**DIRECTIONS:** Below are records to be output exactly, every one of them.
--- TASK MATERIAL ---
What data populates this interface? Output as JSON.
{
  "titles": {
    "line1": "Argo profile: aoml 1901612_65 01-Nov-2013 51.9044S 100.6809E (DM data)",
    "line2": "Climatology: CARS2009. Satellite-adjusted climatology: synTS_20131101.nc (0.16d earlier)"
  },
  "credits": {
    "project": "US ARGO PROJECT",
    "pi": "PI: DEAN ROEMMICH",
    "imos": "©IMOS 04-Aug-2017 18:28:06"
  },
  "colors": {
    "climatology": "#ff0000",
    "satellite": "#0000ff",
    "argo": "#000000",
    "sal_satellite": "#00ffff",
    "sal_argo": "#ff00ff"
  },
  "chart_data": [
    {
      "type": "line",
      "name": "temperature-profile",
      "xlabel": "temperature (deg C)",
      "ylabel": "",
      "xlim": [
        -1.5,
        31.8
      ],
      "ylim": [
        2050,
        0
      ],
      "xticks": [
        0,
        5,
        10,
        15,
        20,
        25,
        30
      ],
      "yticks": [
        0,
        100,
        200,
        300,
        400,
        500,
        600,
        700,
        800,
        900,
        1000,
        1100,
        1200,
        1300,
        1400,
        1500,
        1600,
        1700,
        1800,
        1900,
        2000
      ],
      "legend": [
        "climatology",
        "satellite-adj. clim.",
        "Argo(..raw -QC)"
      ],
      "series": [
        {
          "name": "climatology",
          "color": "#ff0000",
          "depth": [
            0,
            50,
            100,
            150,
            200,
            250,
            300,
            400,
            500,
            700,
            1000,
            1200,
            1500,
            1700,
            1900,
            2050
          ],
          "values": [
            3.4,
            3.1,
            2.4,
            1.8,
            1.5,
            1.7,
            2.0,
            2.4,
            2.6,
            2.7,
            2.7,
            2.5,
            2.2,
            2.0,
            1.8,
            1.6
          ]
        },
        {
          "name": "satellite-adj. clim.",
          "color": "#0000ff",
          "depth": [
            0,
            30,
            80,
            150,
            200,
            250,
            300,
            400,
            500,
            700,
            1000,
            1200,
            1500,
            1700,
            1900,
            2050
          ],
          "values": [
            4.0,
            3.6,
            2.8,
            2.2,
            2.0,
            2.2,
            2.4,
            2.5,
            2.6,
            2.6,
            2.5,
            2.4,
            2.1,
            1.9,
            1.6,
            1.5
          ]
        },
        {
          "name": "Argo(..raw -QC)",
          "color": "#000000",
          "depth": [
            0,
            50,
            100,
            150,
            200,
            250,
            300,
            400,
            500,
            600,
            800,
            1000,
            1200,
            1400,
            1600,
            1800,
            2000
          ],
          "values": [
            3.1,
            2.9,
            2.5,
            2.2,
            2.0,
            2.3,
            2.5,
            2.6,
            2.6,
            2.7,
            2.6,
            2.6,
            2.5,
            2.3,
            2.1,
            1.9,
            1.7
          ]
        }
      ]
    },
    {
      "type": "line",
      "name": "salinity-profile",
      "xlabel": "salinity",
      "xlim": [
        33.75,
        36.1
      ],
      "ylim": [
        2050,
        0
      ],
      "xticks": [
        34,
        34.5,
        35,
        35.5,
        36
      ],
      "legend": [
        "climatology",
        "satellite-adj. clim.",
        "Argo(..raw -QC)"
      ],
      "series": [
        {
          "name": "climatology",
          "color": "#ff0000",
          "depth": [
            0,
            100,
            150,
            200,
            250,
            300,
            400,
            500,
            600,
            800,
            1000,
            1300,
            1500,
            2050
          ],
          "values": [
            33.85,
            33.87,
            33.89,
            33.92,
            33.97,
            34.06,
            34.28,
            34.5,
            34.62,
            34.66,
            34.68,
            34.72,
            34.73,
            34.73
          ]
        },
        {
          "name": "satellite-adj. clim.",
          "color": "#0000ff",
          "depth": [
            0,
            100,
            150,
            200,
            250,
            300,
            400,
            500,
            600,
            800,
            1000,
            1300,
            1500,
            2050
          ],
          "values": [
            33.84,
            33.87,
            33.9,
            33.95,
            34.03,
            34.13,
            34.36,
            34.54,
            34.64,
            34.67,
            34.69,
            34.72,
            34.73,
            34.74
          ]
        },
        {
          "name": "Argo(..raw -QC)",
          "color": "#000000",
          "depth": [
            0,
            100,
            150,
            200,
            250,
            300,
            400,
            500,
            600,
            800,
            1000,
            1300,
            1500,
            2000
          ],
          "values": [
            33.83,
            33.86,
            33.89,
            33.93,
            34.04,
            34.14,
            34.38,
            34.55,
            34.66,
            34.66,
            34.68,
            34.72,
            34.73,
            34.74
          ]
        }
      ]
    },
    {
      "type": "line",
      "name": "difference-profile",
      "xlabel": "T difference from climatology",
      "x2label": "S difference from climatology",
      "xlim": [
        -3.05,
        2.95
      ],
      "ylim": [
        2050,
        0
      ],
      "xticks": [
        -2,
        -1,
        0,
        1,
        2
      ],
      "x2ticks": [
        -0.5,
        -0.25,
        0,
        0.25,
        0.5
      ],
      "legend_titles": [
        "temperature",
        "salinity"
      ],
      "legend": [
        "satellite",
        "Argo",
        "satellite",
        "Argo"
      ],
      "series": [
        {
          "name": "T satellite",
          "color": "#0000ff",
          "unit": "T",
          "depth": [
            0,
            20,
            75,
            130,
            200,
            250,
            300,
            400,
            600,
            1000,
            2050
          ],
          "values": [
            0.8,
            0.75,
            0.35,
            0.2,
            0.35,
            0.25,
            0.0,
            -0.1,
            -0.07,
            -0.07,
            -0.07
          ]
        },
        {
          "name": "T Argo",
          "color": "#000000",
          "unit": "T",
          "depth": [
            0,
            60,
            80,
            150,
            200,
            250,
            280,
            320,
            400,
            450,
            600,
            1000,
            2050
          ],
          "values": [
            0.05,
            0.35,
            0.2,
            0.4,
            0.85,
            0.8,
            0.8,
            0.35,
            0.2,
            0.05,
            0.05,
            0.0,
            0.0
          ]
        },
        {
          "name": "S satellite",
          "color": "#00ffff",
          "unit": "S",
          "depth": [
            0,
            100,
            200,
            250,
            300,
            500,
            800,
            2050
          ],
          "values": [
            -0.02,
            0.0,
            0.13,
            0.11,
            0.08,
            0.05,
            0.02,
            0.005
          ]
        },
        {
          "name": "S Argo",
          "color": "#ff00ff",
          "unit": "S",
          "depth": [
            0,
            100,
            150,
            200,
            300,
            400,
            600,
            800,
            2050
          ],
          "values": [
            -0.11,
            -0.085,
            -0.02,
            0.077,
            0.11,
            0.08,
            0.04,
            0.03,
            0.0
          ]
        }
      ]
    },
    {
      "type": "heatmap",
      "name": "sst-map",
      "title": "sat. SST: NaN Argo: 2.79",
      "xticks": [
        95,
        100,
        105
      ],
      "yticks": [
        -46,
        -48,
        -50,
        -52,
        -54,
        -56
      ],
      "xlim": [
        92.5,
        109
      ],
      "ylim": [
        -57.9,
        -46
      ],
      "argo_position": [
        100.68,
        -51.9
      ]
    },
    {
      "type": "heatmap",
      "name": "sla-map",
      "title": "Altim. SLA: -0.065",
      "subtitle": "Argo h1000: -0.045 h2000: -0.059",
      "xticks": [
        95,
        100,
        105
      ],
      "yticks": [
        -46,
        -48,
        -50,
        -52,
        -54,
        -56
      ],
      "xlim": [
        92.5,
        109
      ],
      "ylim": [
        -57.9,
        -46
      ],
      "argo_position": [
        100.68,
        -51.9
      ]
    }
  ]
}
---
**SOLUTION FOR THIS EXERCISE:**
What data populates this interface? Output as JSON.
{
  "titles": {
    "line1": "Argo profile: aoml 1901612_65 01-Nov-2013 51.9044S 100.6809E (DM data)",
    "line2": "Climatology: CARS2009. Satellite-adjusted climatology: synTS_20131101.nc (0.16d earlier)"
  },
  "credits": {
    "project": "US ARGO PROJECT",
    "pi": "PI: DEAN ROEMMICH",
    "imos": "©IMOS 04-Aug-2017 18:28:06"
  },
  "colors": {
    "climatology": "#ff0000",
    "satellite": "#0000ff",
    "argo": "#000000",
    "sal_satellite": "#00ffff",
    "sal_argo": "#ff00ff"
  },
  "chart_data": [
    {
      "type": "line",
      "name": "temperature-profile",
      "xlabel": "temperature (deg C)",
      "ylabel": "",
      "xlim": [
        -1.5,
        31.8
      ],
      "ylim": [
        2050,
        0
      ],
      "xticks": [
        0,
        5,
        10,
        15,
        20,
        25,
        30
      ],
      "yticks": [
        0,
        100,
        200,
        300,
        400,
        500,
        600,
        700,
        800,
        900,
        1000,
        1100,
        1200,
        1300,
        1400,
        1500,
        1600,
        1700,
        1800,
        1900,
        2000
      ],
      "legend": [
        "climatology",
        "satellite-adj. clim.",
        "Argo(..raw -QC)"
      ],
      "series": [
        {
          "name": "climatology",
          "color": "#ff0000",
          "depth": [
            0,
            50,
            100,
            150,
            200,
            250,
            300,
            400,
            500,
            700,
            1000,
            1200,
            1500,
            1700,
            1900,
            2050
          ],
          "values": [
            3.4,
            3.1,
            2.4,
            1.8,
            1.5,
            1.7,
            2.0,
            2.4,
            2.6,
            2.7,
            2.7,
            2.5,
            2.2,
            2.0,
            1.8,
            1.6
          ]
        },
        {
          "name": "satellite-adj. clim.",
          "color": "#0000ff",
          "depth": [
            0,
            30,
            80,
            150,
            200,
            250,
            300,
            400,
            500,
            700,
            1000,
            1200,
            1500,
            1700,
            1900,
            2050
          ],
          "values": [
            4.0,
            3.6,
            2.8,
            2.2,
            2.0,
            2.2,
            2.4,
            2.5,
            2.6,
            2.6,
            2.5,
            2.4,
            2.1,
            1.9,
            1.6,
            1.5
          ]
        },
        {
          "name": "Argo(..raw -QC)",
          "color": "#000000",
          "depth": [
            0,
            50,
            100,
            150,
            200,
            250,
            300,
            400,
            500,
            600,
            800,
            1000,
            1200,
            1400,
            1600,
            1800,
            2000
          ],
          "values": [
            3.1,
            2.9,
            2.5,
            2.2,
            2.0,
            2.3,
            2.5,
            2.6,
            2.6,
            2.7,
            2.6,
            2.6,
            2.5,
            2.3,
            2.1,
            1.9,
            1.7
          ]
        }
      ]
    },
    {
      "type": "line",
      "name": "salinity-profile",
      "xlabel": "salinity",
      "xlim": [
        33.75,
        36.1
      ],
      "ylim": [
        2050,
        0
      ],
      "xticks": [
        34,
        34.5,
        35,
        35.5,
        36
      ],
      "legend": [
        "climatology",
        "satellite-adj. clim.",
        "Argo(..raw -QC)"
      ],
      "series": [
        {
          "name": "climatology",
          "color": "#ff0000",
          "depth": [
            0,
            100,
            150,
            200,
            250,
            300,
            400,
            500,
            600,
            800,
            1000,
            1300,
            1500,
            2050
          ],
          "values": [
            33.85,
            33.87,
            33.89,
            33.92,
            33.97,
            34.06,
            34.28,
            34.5,
            34.62,
            34.66,
            34.68,
            34.72,
            34.73,
            34.73
          ]
        },
        {
          "name": "satellite-adj. clim.",
          "color": "#0000ff",
          "depth": [
            0,
            100,
            150,
            200,
            250,
            300,
            400,
            500,
            600,
            800,
            1000,
            1300,
            1500,
            2050
          ],
          "values": [
            33.84,
            33.87,
            33.9,
            33.95,
            34.03,
            34.13,
            34.36,
            34.54,
            34.64,
            34.67,
            34.69,
            34.72,
            34.73,
            34.74
          ]
        },
        {
          "name": "Argo(..raw -QC)",
          "color": "#000000",
          "depth": [
            0,
            100,
            150,
            200,
            250,
            300,
            400,
            500,
            600,
            800,
            1000,
            1300,
            1500,
            2000
          ],
          "values": [
            33.83,
            33.86,
            33.89,
            33.93,
            34.04,
            34.14,
            34.38,
            34.55,
            34.66,
            34.66,
            34.68,
            34.72,
            34.73,
            34.74
          ]
        }
      ]
    },
    {
      "type": "line",
      "name": "difference-profile",
      "xlabel": "T difference from climatology",
      "x2label": "S difference from climatology",
      "xlim": [
        -3.05,
        2.95
      ],
      "ylim": [
        2050,
        0
      ],
      "xticks": [
        -2,
        -1,
        0,
        1,
        2
      ],
      "x2ticks": [
        -0.5,
        -0.25,
        0,
        0.25,
        0.5
      ],
      "legend_titles": [
        "temperature",
        "salinity"
      ],
      "legend": [
        "satellite",
        "Argo",
        "satellite",
        "Argo"
      ],
      "series": [
        {
          "name": "T satellite",
          "color": "#0000ff",
          "unit": "T",
          "depth": [
            0,
            20,
            75,
            130,
            200,
            250,
            300,
            400,
            600,
            1000,
            2050
          ],
          "values": [
            0.8,
            0.75,
            0.35,
            0.2,
            0.35,
            0.25,
            0.0,
            -0.1,
            -0.07,
            -0.07,
            -0.07
          ]
        },
        {
          "name": "T Argo",
          "color": "#000000",
          "unit": "T",
          "depth": [
            0,
            60,
            80,
            150,
            200,
            250,
            280,
            320,
            400,
            450,
            600,
            1000,
            2050
          ],
          "values": [
            0.05,
            0.35,
            0.2,
            0.4,
            0.85,
            0.8,
            0.8,
            0.35,
            0.2,
            0.05,
            0.05,
            0.0,
            0.0
          ]
        },
        {
          "name": "S satellite",
          "color": "#00ffff",
          "unit": "S",
          "depth": [
            0,
            100,
            200,
            250,
            300,
            500,
            800,
            2050
          ],
          "values": [
            -0.02,
            0.0,
            0.13,
            0.11,
            0.08,
            0.05,
            0.02,
            0.005
          ]
        },
        {
          "name": "S Argo",
          "color": "#ff00ff",
          "unit": "S",
          "depth": [
            0,
            100,
            150,
            200,
            300,
            400,
            600,
            800,
            2050
          ],
          "values": [
            -0.11,
            -0.085,
            -0.02,
            0.077,
            0.11,
            0.08,
            0.04,
            0.03,
            0.0
          ]
        }
      ]
    },
    {
      "type": "heatmap",
      "name": "sst-map",
      "title": "sat. SST: NaN Argo: 2.79",
      "xticks": [
        95,
        100,
        105
      ],
      "yticks": [
        -46,
        -48,
        -50,
        -52,
        -54,
        -56
      ],
      "xlim": [
        92.5,
        109
      ],
      "ylim": [
        -57.9,
        -46
      ],
      "argo_position": [
        100.68,
        -51.9
      ]
    },
    {
      "type": "heatmap",
      "name": "sla-map",
      "title": "Altim. SLA: -0.065",
      "subtitle": "Argo h1000: -0.045 h2000: -0.059",
      "xticks": [
        95,
        100,
        105
      ],
      "yticks": [
        -46,
        -48,
        -50,
        -52,
        -54,
        -56
      ],
      "xlim": [
        92.5,
        109
      ],
      "ylim": [
        -57.9,
        -46
      ],
      "argo_position": [
        100.68,
        -51.9
      ]
    }
  ]
}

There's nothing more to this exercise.